## WRITTEN PROBLEM
Put the entries into a numbered list, beginning with the first line and going on through the line that contains "y-tick-label: 4: [50, 14, 56, 23]", with both of those lines included. Leave out any blank lines.

## Element location data
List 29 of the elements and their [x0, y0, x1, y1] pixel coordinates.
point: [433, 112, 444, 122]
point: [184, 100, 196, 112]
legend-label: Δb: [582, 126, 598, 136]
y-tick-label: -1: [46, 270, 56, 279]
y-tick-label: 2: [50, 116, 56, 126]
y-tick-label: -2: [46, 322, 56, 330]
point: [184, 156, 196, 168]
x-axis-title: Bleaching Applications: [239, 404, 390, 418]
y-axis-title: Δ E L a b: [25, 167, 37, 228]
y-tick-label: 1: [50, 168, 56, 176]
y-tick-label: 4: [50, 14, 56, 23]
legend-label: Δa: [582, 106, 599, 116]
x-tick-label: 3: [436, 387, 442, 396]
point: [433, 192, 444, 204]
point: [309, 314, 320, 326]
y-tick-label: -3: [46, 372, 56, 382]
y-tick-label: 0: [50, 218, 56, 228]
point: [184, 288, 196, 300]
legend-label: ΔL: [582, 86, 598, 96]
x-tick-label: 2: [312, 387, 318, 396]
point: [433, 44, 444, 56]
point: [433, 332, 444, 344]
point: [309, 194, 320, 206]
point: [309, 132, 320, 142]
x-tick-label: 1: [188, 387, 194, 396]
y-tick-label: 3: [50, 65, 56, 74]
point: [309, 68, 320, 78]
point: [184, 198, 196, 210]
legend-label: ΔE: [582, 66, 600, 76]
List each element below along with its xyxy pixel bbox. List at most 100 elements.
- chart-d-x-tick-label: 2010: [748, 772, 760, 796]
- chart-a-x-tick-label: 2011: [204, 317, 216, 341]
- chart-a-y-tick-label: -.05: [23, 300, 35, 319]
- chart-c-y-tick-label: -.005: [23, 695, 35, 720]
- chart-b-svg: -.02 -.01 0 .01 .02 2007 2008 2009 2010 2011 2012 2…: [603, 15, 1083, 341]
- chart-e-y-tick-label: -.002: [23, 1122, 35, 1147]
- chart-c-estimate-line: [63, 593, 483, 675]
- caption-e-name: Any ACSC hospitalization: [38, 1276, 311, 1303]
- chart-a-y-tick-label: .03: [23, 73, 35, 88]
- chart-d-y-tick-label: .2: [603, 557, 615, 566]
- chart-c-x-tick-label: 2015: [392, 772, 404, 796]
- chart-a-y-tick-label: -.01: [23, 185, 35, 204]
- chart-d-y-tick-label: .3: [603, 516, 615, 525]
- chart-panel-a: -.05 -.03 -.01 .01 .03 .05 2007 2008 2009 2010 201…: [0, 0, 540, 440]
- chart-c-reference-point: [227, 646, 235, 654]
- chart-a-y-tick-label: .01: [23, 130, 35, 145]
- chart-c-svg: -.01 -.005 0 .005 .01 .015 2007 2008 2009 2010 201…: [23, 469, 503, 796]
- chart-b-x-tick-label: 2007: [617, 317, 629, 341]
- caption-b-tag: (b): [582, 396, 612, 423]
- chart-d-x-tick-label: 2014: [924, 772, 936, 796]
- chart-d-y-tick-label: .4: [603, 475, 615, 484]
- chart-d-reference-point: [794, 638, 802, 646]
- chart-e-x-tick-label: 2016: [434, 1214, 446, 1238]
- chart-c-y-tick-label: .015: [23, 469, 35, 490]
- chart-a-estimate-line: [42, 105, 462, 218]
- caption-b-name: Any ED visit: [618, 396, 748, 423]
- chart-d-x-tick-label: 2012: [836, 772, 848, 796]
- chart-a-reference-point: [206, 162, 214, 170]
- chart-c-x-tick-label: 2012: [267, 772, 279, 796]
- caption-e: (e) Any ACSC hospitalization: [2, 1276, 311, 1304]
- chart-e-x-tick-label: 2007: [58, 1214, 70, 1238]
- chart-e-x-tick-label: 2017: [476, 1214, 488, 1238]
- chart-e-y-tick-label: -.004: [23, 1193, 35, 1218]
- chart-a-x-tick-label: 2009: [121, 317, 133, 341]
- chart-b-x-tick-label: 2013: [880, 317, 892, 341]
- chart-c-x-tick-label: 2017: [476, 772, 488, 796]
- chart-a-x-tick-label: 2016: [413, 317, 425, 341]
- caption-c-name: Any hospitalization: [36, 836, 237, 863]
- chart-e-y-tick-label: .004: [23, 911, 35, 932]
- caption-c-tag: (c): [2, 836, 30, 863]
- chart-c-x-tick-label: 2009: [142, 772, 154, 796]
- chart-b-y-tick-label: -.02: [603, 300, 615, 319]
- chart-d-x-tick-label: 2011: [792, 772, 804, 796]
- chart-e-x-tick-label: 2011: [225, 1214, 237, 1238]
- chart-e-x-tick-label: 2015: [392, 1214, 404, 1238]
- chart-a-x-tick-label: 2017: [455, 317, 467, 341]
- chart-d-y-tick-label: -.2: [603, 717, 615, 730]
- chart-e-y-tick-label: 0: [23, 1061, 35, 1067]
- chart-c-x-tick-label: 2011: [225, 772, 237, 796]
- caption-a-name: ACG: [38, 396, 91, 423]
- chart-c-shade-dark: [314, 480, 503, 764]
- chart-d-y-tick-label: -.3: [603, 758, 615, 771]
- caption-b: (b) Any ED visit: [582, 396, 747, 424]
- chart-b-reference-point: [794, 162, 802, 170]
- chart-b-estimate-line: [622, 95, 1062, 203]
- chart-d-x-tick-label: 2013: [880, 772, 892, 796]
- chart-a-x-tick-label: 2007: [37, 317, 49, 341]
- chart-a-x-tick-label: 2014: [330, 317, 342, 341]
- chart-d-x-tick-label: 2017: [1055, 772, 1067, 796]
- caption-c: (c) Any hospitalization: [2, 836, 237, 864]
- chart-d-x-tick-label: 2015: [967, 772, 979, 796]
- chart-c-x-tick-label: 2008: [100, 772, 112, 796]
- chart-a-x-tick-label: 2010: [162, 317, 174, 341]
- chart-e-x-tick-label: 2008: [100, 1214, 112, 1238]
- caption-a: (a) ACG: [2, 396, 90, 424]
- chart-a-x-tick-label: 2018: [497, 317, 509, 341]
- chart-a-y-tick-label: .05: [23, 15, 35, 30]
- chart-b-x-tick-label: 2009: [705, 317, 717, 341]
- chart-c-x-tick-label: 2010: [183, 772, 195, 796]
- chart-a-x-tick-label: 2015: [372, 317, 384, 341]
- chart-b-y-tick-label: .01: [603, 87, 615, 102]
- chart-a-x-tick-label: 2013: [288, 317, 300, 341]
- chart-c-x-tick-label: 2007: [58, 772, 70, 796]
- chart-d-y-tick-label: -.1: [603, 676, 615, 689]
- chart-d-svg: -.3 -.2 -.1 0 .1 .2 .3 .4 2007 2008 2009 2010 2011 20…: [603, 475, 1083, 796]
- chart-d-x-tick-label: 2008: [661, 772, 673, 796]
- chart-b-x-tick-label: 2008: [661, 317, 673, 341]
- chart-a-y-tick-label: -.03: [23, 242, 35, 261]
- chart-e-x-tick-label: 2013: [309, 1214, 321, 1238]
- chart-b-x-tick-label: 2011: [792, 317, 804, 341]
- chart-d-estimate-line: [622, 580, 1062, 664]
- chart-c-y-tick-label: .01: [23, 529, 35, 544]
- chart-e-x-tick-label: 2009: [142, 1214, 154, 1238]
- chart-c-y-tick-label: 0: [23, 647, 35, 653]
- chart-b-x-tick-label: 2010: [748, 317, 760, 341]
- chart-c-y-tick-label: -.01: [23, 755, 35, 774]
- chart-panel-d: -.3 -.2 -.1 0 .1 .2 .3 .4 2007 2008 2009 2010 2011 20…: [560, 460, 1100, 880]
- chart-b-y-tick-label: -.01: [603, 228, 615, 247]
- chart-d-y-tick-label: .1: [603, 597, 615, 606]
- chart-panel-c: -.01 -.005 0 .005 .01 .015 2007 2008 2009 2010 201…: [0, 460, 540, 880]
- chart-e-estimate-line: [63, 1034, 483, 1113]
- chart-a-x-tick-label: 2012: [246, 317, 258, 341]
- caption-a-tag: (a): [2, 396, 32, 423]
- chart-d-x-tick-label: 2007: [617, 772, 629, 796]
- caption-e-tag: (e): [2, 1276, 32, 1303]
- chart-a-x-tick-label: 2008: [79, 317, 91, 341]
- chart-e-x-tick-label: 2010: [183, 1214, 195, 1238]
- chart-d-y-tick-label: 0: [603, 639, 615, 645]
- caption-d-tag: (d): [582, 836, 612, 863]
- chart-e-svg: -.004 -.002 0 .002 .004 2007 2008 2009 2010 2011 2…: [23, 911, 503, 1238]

## SOLUTION TO THIS EXERCISE
1. List 29 of the elements and their [x0, y0, x1, y1] pixel coordinates.
2. point: [433, 112, 444, 122]
3. point: [184, 100, 196, 112]
4. legend-label: Δb: [582, 126, 598, 136]
5. y-tick-label: -1: [46, 270, 56, 279]
6. y-tick-label: 2: [50, 116, 56, 126]
7. y-tick-label: -2: [46, 322, 56, 330]
8. point: [184, 156, 196, 168]
9. x-axis-title: Bleaching Applications: [239, 404, 390, 418]
10. y-axis-title: Δ E L a b: [25, 167, 37, 228]
11. y-tick-label: 1: [50, 168, 56, 176]
12. y-tick-label: 4: [50, 14, 56, 23]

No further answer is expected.